** Interface dataset entries **
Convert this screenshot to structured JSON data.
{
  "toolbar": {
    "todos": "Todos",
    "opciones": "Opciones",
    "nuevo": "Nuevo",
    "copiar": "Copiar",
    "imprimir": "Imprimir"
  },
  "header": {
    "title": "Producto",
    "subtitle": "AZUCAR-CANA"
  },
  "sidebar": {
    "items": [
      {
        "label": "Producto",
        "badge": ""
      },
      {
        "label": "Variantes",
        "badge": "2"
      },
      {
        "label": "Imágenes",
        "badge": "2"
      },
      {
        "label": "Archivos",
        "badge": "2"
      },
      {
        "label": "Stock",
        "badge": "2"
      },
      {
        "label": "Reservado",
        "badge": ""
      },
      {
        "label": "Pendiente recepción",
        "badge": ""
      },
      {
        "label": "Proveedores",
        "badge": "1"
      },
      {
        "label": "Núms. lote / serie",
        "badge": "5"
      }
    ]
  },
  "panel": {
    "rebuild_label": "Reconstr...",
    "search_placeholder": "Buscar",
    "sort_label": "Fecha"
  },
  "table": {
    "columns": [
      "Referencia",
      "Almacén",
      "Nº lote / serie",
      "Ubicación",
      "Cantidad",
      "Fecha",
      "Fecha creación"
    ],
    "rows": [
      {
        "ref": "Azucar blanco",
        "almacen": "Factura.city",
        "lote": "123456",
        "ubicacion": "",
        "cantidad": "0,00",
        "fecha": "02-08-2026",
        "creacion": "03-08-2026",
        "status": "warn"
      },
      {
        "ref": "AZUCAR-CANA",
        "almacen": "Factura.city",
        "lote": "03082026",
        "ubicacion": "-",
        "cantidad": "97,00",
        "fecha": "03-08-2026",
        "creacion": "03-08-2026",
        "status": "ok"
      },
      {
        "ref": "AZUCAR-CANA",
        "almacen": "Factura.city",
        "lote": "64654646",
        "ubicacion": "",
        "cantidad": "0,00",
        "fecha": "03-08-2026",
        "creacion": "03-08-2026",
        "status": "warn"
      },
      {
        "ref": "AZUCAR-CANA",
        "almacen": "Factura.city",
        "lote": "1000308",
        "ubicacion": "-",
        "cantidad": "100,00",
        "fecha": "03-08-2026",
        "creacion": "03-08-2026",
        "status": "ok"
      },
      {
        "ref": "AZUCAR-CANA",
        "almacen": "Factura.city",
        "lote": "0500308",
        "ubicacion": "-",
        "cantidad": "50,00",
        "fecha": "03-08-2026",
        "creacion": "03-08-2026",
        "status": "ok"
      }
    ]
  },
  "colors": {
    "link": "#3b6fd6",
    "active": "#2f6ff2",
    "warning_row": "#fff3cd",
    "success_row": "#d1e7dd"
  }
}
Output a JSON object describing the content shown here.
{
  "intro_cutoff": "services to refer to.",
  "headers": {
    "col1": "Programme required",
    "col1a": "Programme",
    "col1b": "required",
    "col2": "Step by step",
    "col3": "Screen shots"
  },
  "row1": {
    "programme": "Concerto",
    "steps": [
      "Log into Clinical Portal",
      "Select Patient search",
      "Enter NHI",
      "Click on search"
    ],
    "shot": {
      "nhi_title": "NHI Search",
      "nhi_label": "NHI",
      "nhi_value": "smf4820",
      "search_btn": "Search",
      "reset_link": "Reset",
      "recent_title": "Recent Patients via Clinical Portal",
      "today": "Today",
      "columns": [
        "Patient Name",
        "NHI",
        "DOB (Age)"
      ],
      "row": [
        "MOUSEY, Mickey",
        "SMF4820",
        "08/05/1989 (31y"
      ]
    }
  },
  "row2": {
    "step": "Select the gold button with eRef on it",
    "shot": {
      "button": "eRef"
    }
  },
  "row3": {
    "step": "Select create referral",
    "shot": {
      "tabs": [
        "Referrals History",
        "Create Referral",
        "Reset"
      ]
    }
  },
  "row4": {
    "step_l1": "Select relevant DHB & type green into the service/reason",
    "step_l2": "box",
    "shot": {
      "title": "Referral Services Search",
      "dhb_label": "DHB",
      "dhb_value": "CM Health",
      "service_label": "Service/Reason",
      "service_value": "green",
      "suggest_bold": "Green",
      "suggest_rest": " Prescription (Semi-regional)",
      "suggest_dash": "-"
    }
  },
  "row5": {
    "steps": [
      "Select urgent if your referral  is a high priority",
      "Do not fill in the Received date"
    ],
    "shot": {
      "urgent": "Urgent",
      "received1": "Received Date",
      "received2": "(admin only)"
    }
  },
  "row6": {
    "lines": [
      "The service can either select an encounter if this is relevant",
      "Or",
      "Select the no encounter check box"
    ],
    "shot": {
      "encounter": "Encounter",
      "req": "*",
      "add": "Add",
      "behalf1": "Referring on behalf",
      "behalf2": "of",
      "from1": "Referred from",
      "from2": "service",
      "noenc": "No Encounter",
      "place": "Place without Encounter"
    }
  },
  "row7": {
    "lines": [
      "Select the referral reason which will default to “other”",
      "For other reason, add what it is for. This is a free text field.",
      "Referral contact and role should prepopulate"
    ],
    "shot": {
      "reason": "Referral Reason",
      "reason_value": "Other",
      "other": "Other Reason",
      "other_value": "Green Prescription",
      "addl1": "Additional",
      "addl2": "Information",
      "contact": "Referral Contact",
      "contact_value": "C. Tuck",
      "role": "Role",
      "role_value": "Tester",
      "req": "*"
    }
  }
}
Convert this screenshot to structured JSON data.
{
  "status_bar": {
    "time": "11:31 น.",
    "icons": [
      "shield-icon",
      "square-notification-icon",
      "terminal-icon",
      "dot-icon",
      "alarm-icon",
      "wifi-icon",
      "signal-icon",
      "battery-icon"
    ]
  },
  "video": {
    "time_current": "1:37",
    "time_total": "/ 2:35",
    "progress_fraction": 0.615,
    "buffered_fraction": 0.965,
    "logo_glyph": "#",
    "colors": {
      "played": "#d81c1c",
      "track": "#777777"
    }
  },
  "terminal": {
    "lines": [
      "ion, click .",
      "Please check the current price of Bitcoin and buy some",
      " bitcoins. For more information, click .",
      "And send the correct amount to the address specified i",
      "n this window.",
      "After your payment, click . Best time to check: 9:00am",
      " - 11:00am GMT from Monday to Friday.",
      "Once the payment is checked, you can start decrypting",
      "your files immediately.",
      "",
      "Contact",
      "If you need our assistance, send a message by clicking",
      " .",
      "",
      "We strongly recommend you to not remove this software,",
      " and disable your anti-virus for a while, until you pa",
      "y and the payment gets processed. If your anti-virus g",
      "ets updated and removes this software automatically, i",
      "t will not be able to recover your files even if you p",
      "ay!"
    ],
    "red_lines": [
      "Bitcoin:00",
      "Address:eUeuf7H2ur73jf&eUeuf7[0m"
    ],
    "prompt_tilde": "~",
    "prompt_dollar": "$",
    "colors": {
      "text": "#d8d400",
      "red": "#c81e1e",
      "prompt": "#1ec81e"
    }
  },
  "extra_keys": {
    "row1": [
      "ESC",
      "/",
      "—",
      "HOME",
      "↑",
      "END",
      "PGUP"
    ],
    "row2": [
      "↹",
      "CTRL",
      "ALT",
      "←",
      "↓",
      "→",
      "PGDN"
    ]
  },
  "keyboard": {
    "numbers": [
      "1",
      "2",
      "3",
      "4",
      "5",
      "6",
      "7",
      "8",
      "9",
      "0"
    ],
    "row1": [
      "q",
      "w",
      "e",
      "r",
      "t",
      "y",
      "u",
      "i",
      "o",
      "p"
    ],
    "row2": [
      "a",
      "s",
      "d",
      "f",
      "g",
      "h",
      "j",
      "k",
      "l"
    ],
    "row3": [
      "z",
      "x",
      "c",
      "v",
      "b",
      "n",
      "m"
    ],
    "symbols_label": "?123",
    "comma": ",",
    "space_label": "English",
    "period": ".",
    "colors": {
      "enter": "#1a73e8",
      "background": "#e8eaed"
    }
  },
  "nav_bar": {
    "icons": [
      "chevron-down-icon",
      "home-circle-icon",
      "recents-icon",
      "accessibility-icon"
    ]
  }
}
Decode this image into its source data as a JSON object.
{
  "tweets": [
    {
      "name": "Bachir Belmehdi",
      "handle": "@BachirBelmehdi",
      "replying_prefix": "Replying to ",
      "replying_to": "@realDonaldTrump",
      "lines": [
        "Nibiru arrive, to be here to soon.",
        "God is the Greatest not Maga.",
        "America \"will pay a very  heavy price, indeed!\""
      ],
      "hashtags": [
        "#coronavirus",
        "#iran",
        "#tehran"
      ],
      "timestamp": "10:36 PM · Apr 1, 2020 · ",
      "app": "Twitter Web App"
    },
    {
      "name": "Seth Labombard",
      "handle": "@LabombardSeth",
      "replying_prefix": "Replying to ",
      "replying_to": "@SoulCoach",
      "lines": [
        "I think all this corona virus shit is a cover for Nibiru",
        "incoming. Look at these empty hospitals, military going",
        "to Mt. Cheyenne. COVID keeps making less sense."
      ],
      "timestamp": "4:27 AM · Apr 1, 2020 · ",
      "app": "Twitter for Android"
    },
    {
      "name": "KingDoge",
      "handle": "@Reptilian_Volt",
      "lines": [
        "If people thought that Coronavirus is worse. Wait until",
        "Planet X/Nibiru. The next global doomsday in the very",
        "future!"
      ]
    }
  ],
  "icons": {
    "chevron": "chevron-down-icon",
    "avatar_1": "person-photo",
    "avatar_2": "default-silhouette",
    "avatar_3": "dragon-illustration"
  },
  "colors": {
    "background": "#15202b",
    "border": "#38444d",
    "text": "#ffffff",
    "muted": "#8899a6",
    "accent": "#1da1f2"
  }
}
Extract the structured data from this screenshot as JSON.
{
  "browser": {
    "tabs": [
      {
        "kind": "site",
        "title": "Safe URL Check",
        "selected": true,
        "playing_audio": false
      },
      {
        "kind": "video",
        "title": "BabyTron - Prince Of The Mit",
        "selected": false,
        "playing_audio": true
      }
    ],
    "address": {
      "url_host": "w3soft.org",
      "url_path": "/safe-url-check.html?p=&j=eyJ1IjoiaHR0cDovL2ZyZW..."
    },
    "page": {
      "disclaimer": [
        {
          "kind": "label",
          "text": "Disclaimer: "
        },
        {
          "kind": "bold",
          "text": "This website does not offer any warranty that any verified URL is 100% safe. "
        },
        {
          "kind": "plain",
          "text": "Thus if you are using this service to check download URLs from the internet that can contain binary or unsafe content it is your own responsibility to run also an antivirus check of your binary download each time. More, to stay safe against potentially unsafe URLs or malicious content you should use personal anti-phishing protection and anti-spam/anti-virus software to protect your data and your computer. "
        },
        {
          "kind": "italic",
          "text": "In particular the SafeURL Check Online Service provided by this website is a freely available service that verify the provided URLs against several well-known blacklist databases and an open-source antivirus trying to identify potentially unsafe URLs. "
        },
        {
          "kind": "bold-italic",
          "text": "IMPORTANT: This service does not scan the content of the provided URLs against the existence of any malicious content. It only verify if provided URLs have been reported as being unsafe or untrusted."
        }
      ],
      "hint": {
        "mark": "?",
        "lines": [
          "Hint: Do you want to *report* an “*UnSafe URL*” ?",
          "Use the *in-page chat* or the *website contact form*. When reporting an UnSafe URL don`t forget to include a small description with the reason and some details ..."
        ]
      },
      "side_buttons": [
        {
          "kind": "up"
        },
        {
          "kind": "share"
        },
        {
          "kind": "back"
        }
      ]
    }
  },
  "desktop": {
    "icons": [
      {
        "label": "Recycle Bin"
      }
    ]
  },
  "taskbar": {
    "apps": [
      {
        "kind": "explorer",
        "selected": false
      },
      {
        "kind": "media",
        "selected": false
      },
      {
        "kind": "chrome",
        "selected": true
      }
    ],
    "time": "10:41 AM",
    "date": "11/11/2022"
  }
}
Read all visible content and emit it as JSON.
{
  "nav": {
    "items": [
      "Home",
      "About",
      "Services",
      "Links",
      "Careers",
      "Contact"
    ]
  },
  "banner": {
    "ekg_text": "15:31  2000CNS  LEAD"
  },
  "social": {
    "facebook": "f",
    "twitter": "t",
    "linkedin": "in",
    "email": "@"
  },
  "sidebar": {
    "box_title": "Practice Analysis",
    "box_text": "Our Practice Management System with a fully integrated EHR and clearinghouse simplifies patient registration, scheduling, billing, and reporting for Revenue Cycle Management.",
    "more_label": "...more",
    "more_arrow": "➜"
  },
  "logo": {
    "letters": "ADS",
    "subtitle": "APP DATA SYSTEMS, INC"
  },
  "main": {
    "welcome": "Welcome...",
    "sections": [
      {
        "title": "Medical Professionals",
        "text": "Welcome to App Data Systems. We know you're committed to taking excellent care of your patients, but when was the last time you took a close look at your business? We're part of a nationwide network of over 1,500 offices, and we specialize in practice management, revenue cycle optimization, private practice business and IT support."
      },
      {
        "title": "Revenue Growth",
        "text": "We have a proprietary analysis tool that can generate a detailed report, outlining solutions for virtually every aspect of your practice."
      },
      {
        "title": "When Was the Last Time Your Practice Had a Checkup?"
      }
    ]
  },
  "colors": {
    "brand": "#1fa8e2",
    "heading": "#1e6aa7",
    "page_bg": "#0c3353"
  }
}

** What the task requires **
Gather each line in the entries above where the string "will" is found.

** The completed task **
      "Select the referral reason which will default to “other”",
      "t will not be able to recover your files even if you p",
        "America \"will pay a very  heavy price, indeed!\""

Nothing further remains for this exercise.